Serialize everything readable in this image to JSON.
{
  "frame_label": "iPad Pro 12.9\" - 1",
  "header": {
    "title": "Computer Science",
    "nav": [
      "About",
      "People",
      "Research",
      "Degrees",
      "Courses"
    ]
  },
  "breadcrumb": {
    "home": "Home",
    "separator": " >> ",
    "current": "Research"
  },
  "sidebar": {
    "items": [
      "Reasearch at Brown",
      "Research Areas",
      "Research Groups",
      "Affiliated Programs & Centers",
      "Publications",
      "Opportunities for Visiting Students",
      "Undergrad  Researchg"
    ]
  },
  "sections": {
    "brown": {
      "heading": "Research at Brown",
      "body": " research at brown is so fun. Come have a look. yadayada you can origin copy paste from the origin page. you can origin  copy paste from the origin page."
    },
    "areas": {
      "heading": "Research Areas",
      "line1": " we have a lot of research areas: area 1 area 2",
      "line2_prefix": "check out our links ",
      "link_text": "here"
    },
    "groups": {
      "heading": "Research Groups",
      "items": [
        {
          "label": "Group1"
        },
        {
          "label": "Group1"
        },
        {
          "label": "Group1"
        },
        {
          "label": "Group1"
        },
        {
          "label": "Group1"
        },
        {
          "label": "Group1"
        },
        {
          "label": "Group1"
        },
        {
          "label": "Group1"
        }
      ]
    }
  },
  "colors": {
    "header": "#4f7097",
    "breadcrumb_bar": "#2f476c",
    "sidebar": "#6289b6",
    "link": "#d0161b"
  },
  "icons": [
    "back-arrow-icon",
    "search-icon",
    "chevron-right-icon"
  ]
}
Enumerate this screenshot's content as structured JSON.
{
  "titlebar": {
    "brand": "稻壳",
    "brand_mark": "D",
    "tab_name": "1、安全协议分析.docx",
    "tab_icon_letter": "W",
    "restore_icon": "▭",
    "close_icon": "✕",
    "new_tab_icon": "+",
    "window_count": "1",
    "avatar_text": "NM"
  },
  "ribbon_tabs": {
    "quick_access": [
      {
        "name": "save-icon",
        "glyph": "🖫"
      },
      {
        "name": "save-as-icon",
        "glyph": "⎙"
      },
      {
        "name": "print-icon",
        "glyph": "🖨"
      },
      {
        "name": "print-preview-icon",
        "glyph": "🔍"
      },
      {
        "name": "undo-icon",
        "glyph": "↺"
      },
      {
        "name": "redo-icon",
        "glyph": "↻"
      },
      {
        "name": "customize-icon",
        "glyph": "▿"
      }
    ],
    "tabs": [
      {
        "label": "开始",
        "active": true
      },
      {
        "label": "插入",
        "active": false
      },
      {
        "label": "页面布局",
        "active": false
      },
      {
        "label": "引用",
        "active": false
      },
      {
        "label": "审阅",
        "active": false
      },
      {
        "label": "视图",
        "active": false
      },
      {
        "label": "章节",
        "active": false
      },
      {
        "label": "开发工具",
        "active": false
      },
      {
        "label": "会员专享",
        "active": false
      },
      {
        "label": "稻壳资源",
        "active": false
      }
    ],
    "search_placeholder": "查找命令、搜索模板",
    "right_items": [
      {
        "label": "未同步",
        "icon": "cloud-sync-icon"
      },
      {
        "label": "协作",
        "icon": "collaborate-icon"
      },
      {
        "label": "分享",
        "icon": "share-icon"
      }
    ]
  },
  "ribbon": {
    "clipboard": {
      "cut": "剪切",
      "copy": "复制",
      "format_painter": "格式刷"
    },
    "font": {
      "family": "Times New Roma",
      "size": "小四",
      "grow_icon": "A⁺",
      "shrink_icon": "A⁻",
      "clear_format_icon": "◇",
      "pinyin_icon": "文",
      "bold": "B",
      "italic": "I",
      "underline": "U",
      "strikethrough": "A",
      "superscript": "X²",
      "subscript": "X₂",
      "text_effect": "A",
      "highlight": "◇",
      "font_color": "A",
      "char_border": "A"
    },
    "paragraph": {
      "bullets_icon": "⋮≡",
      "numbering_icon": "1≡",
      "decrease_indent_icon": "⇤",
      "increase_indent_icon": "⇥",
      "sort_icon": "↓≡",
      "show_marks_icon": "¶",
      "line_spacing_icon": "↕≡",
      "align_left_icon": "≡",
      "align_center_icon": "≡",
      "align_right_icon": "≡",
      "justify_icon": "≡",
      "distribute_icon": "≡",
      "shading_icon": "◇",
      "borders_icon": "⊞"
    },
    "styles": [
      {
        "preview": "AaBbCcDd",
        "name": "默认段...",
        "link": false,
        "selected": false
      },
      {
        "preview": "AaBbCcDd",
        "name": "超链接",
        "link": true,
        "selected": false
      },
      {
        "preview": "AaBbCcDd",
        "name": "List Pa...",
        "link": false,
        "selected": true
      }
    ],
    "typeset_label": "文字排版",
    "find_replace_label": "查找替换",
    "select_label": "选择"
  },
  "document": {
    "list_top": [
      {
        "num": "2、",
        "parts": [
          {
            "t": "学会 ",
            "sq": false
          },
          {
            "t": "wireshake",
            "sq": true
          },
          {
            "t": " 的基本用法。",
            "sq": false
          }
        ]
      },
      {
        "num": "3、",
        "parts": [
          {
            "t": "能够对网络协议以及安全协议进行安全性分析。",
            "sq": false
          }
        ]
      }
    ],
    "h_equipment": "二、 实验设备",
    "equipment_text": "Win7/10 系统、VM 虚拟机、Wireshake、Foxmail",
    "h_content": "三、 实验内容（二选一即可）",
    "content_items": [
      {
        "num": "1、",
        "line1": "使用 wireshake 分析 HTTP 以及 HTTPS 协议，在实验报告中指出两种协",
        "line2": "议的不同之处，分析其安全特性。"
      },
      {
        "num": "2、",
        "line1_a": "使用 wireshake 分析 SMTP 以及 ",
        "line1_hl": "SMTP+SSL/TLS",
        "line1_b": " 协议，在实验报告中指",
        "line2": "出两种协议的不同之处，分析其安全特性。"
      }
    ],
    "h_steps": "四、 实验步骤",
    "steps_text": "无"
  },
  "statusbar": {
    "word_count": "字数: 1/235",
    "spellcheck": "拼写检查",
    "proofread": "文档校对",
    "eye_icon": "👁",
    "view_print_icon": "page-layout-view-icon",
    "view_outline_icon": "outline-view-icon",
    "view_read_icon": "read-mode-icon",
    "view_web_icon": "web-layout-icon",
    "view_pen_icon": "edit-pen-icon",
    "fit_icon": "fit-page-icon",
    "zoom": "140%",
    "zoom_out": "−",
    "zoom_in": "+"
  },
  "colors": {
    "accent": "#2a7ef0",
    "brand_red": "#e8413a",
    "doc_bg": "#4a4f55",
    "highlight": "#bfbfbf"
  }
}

*PROMPT:* Pull out every line above that holds the word "heading".

*OUTPUT:*
      "heading": "Research at Brown",
      "heading": "Research Areas",
      "heading": "Research Groups",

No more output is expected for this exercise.